_Material shown:_
>> START

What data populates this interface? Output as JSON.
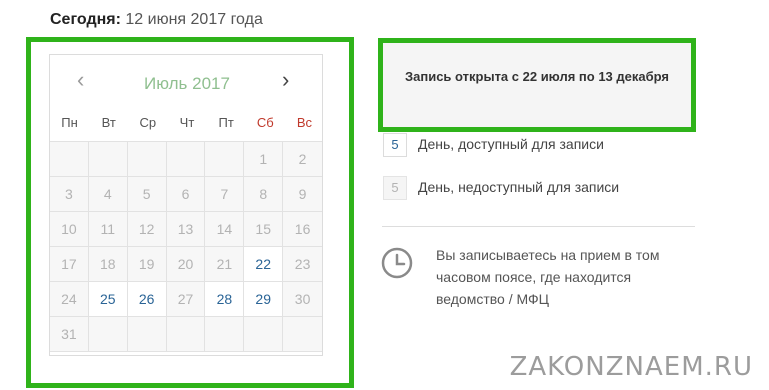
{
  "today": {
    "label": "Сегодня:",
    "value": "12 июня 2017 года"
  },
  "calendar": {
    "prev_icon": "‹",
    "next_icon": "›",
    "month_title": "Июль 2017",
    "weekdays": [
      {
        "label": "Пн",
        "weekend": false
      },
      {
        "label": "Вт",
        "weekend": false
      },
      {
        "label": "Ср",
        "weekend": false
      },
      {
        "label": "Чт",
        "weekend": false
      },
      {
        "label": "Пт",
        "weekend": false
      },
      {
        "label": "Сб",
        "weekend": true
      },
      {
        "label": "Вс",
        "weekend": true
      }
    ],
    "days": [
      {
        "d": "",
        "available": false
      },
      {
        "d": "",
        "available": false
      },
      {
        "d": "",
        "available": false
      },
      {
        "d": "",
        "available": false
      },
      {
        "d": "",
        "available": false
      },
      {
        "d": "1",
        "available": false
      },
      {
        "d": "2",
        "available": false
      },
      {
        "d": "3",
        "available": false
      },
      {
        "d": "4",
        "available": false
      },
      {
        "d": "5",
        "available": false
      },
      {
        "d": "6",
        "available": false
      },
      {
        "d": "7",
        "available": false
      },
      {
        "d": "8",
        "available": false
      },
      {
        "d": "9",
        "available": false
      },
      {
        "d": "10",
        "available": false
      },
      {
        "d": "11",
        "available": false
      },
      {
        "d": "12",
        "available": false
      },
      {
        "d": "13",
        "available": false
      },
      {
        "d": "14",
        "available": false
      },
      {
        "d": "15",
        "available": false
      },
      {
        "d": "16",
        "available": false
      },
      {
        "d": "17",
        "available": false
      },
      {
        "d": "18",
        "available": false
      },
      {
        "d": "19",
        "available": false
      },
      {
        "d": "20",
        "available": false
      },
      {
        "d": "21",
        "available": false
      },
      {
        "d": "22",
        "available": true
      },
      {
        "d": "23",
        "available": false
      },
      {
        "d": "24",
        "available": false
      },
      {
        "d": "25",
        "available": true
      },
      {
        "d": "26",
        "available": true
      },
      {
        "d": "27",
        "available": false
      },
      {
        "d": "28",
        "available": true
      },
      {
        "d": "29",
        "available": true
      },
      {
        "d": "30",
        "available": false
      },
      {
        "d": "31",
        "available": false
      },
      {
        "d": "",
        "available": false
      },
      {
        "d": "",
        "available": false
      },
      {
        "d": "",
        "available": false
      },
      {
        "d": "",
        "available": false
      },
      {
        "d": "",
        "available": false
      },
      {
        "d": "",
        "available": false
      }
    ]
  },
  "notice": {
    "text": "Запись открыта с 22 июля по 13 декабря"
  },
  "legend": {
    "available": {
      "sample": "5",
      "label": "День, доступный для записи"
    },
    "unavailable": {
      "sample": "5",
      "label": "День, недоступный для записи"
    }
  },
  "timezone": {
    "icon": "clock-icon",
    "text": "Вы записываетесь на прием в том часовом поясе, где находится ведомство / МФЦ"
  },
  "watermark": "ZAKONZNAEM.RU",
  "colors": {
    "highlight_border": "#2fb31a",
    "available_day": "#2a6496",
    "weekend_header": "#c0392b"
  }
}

>> END

Excluding the pictures, restate the records above word for word.

What data populates this interface? Output as JSON.
{
  "today": {
    "label": "Сегодня:",
    "value": "12 июня 2017 года"
  },
  "calendar": {
    "prev_icon": "‹",
    "next_icon": "›",
    "month_title": "Июль 2017",
    "weekdays": [
      {
        "label": "Пн",
        "weekend": false
      },
      {
        "label": "Вт",
        "weekend": false
      },
      {
        "label": "Ср",
        "weekend": false
      },
      {
        "label": "Чт",
        "weekend": false
      },
      {
        "label": "Пт",
        "weekend": false
      },
      {
        "label": "Сб",
        "weekend": true
      },
      {
        "label": "Вс",
        "weekend": true
      }
    ],
    "days": [
      {
        "d": "",
        "available": false
      },
      {
        "d": "",
        "available": false
      },
      {
        "d": "",
        "available": false
      },
      {
        "d": "",
        "available": false
      },
      {
        "d": "",
        "available": false
      },
      {
        "d": "1",
        "available": false
      },
      {
        "d": "2",
        "available": false
      },
      {
        "d": "3",
        "available": false
      },
      {
        "d": "4",
        "available": false
      },
      {
        "d": "5",
        "available": false
      },
      {
        "d": "6",
        "available": false
      },
      {
        "d": "7",
        "available": false
      },
      {
        "d": "8",
        "available": false
      },
      {
        "d": "9",
        "available": false
      },
      {
        "d": "10",
        "available": false
      },
      {
        "d": "11",
        "available": false
      },
      {
        "d": "12",
        "available": false
      },
      {
        "d": "13",
        "available": false
      },
      {
        "d": "14",
        "available": false
      },
      {
        "d": "15",
        "available": false
      },
      {
        "d": "16",
        "available": false
      },
      {
        "d": "17",
        "available": false
      },
      {
        "d": "18",
        "available": false
      },
      {
        "d": "19",
        "available": false
      },
      {
        "d": "20",
        "available": false
      },
      {
        "d": "21",
        "available": false
      },
      {
        "d": "22",
        "available": true
      },
      {
        "d": "23",
        "available": false
      },
      {
        "d": "24",
        "available": false
      },
      {
        "d": "25",
        "available": true
      },
      {
        "d": "26",
        "available": true
      },
      {
        "d": "27",
        "available": false
      },
      {
        "d": "28",
        "available": true
      },
      {
        "d": "29",
        "available": true
      },
      {
        "d": "30",
        "available": false
      },
      {
        "d": "31",
        "available": false
      },
      {
        "d": "",
        "available": false
      },
      {
        "d": "",
        "available": false
      },
      {
        "d": "",
        "available": false
      },
      {
        "d": "",
        "available": false
      },
      {
        "d": "",
        "available": false
      },
      {
        "d": "",
        "available": false
      }
    ]
  },
  "notice": {
    "text": "Запись открыта с 22 июля по 13 декабря"
  },
  "legend": {
    "available": {
      "sample": "5",
      "label": "День, доступный для записи"
    },
    "unavailable": {
      "sample": "5",
      "label": "День, недоступный для записи"
    }
  },
  "timezone": {
    "icon": "clock-icon",
    "text": "Вы записываетесь на прием в том часовом поясе, где находится ведомство / МФЦ"
  },
  "watermark": "ZAKONZNAEM.RU",
  "colors": {
    "highlight_border": "#2fb31a",
    "available_day": "#2a6496",
    "weekend_header": "#c0392b"
  }
}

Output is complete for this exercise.